• **Request**: Look through the records and report how many lines include the word "dolgu", with no other words.
===
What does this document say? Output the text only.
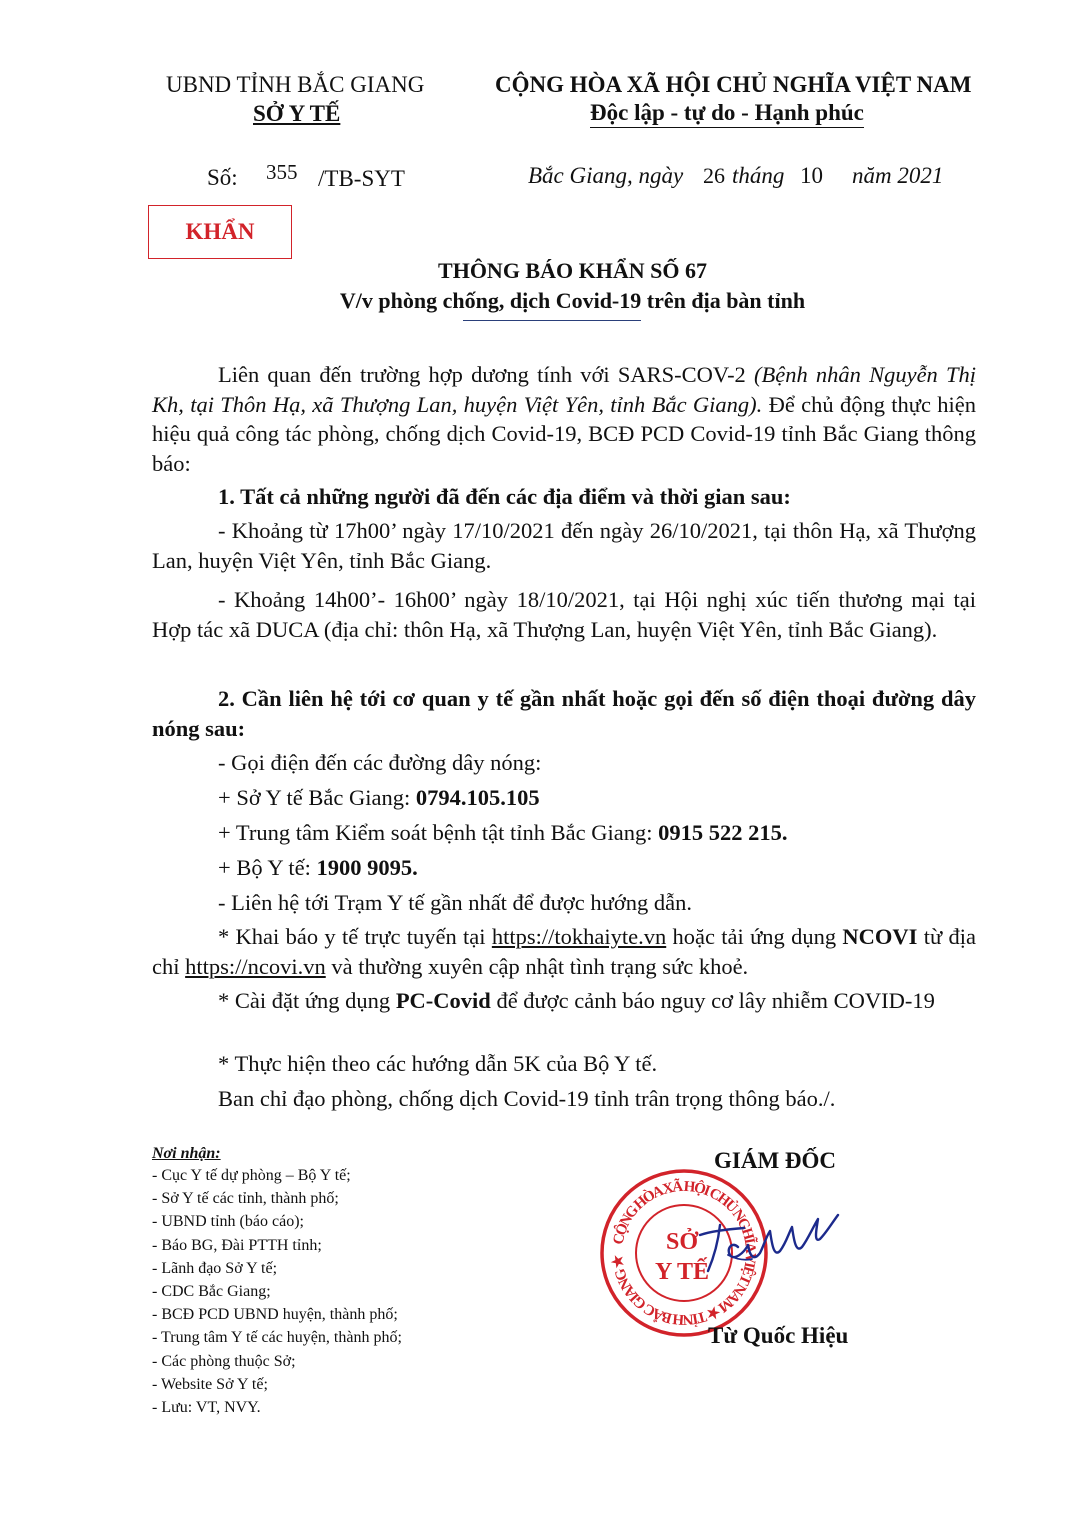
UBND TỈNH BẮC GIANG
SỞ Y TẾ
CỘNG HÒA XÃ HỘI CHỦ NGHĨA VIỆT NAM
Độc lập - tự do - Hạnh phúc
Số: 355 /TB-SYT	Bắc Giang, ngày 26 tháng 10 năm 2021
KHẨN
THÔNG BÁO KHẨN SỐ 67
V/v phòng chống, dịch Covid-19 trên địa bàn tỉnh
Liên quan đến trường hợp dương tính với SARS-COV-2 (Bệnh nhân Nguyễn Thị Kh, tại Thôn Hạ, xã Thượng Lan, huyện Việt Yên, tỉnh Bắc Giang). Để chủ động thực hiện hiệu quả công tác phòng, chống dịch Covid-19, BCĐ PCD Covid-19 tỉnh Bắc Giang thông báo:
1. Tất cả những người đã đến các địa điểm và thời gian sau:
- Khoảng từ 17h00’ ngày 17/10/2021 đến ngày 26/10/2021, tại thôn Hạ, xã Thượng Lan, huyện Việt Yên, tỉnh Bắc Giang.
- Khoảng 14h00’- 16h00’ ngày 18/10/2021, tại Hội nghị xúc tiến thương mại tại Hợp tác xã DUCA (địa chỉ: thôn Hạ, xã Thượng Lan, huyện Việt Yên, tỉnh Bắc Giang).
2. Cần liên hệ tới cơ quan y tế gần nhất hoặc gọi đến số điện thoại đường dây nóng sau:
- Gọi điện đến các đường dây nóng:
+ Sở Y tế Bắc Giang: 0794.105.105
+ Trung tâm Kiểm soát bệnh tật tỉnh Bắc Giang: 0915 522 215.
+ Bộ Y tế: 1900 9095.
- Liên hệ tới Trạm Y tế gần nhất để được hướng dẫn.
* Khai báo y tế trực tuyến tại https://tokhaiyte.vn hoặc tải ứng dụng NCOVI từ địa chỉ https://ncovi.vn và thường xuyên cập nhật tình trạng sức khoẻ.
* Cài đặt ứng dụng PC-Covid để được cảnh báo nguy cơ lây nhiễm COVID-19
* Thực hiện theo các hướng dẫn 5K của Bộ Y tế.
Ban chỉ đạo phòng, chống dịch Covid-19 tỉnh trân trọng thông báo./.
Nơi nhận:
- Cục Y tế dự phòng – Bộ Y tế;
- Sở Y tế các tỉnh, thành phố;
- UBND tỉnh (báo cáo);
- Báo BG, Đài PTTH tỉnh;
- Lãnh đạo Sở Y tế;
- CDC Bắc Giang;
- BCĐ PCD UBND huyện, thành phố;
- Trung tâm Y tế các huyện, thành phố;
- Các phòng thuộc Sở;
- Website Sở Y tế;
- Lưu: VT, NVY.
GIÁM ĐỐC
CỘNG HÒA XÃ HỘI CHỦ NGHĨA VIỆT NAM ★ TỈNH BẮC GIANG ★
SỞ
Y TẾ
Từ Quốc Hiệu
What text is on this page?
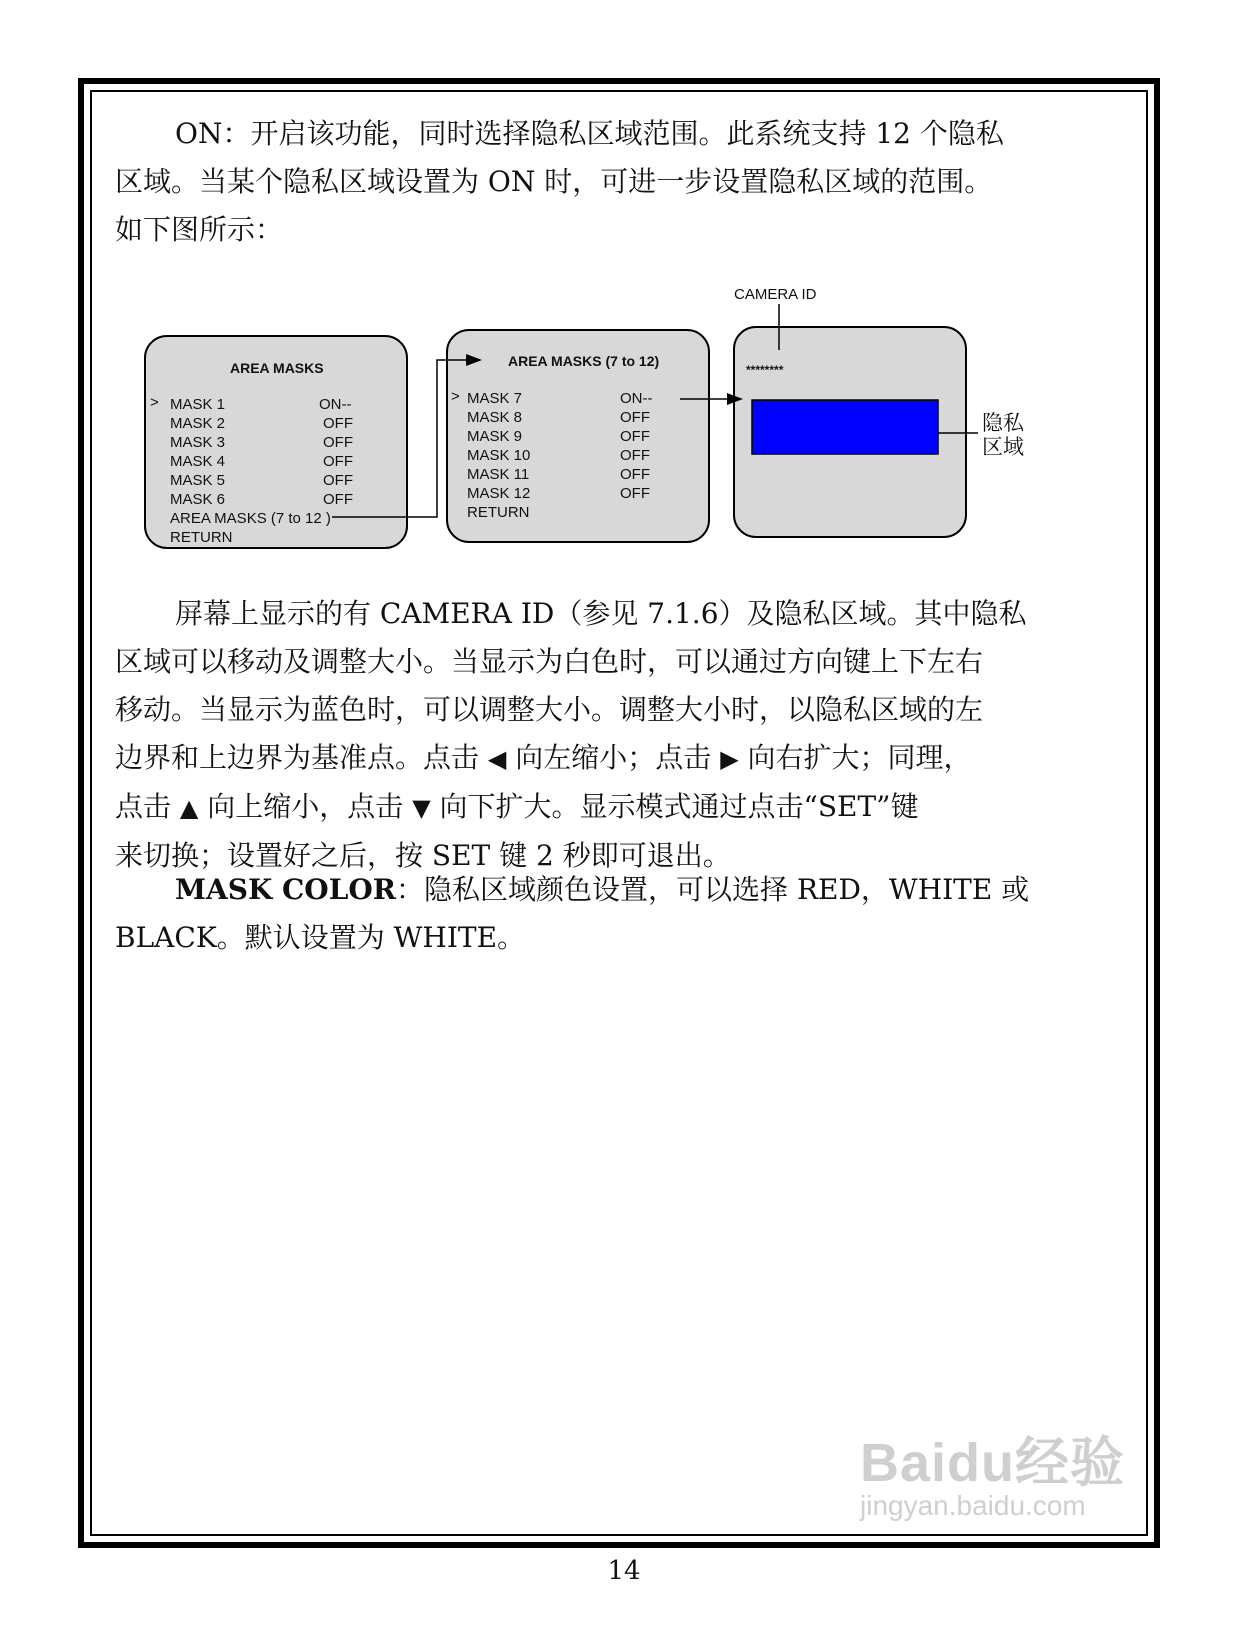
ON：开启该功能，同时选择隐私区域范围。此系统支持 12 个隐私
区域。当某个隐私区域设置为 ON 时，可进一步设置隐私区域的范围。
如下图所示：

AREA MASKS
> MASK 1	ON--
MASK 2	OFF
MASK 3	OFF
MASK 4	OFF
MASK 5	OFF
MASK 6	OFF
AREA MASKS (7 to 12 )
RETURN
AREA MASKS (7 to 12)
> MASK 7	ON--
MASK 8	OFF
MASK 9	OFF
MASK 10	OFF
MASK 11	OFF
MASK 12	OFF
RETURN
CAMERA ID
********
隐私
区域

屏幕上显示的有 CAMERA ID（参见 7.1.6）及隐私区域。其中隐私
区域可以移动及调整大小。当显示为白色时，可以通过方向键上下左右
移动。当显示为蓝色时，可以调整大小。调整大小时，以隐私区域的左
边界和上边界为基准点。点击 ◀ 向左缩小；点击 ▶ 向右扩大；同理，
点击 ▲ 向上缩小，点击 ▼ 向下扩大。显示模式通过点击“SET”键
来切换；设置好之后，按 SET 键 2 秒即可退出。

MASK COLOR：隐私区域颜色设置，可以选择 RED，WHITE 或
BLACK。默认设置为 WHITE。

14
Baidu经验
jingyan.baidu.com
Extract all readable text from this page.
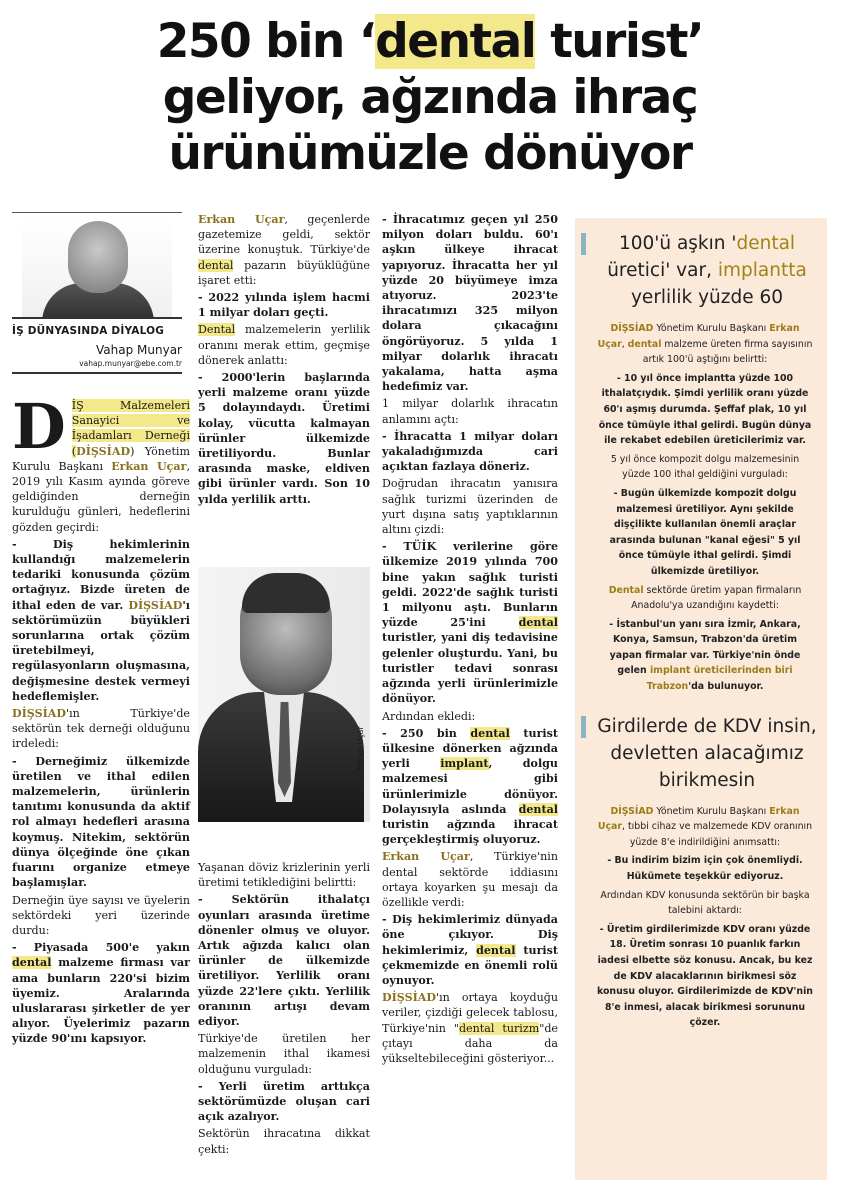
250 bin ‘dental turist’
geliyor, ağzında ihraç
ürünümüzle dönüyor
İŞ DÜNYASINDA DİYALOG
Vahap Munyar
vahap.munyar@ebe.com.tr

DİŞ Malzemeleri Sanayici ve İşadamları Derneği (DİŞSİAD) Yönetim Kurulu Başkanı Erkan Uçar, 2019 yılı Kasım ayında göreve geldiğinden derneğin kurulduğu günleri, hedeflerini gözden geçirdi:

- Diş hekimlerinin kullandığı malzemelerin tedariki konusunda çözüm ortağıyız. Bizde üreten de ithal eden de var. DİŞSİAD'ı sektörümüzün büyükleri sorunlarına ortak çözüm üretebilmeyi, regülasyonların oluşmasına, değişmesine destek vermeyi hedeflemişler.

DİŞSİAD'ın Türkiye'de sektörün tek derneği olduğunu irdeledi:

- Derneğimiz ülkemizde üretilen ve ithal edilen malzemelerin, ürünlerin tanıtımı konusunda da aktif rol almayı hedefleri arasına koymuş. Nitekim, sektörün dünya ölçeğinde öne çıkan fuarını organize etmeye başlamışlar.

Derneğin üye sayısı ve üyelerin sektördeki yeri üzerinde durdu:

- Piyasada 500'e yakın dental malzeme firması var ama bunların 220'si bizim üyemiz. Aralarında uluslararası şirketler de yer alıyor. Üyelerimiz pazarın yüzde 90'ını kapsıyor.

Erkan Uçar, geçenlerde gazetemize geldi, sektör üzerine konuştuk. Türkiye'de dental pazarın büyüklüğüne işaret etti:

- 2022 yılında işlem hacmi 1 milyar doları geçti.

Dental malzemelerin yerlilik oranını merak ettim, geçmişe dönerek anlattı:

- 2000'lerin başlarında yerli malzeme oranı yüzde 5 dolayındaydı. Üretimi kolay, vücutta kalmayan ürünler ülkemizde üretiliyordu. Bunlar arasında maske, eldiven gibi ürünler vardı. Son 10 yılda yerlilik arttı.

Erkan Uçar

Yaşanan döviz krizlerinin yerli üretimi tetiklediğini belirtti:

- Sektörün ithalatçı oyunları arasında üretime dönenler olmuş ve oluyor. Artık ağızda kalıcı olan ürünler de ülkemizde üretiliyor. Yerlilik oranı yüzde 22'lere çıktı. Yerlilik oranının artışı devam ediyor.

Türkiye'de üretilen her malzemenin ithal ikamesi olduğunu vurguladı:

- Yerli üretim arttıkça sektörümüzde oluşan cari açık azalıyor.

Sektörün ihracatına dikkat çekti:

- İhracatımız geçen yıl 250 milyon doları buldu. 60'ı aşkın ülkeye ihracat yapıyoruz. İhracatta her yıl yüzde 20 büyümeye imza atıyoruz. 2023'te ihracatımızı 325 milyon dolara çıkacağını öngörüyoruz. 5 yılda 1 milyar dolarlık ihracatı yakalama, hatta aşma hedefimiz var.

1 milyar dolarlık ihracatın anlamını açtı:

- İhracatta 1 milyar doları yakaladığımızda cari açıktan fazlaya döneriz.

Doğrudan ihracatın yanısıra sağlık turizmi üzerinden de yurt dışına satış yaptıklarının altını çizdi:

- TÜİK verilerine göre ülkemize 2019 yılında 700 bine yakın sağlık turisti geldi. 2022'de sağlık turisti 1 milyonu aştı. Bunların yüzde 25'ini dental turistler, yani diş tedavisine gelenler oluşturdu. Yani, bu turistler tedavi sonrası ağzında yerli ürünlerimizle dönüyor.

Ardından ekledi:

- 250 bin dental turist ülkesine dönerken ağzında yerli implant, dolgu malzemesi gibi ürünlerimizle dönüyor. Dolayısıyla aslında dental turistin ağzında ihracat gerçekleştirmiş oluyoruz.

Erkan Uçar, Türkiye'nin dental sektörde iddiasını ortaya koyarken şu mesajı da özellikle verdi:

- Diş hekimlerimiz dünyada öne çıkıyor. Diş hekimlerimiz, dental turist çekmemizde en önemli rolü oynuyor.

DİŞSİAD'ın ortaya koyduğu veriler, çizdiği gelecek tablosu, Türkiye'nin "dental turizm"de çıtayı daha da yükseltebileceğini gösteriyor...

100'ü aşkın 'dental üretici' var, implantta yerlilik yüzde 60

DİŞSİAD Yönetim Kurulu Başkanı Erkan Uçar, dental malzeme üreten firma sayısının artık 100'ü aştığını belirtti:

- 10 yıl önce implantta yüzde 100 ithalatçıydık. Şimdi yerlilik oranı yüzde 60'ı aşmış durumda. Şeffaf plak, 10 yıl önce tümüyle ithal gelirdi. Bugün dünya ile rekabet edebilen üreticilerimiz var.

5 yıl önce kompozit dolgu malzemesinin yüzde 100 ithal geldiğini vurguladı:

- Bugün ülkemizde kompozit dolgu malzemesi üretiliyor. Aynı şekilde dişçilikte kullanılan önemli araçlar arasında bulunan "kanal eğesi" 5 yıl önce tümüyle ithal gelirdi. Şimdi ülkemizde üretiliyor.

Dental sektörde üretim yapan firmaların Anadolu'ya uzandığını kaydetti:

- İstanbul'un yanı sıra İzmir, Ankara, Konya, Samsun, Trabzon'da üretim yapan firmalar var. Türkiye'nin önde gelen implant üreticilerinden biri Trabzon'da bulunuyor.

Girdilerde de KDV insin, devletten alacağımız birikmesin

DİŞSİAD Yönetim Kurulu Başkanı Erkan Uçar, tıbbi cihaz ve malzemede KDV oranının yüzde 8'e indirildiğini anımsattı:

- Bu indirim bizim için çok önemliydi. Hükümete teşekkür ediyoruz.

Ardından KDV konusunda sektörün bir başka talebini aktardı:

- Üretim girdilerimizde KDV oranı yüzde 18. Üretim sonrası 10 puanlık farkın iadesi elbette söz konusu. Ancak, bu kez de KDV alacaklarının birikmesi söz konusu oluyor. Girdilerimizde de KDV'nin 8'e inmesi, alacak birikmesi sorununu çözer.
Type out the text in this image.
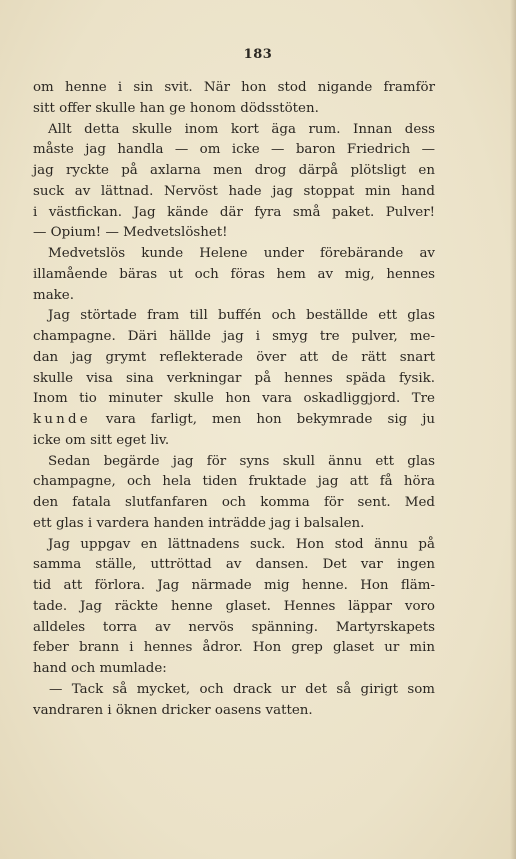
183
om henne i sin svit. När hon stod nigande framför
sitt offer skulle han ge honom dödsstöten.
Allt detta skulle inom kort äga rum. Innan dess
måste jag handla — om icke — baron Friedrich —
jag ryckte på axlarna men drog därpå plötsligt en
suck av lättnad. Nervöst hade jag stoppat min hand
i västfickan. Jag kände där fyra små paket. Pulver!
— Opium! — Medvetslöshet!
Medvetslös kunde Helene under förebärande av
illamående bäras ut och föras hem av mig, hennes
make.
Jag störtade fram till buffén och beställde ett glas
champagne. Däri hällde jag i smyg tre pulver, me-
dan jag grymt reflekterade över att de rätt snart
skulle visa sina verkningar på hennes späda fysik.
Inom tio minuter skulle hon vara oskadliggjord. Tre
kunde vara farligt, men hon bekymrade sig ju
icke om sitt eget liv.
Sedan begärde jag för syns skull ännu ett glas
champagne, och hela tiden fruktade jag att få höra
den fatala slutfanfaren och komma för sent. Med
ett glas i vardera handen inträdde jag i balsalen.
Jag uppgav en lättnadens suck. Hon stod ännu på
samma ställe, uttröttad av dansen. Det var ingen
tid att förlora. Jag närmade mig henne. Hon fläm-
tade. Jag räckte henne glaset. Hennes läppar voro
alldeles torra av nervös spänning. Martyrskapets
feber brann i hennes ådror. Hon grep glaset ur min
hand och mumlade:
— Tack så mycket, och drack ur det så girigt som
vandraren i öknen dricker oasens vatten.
===
• **Finished answer**: 3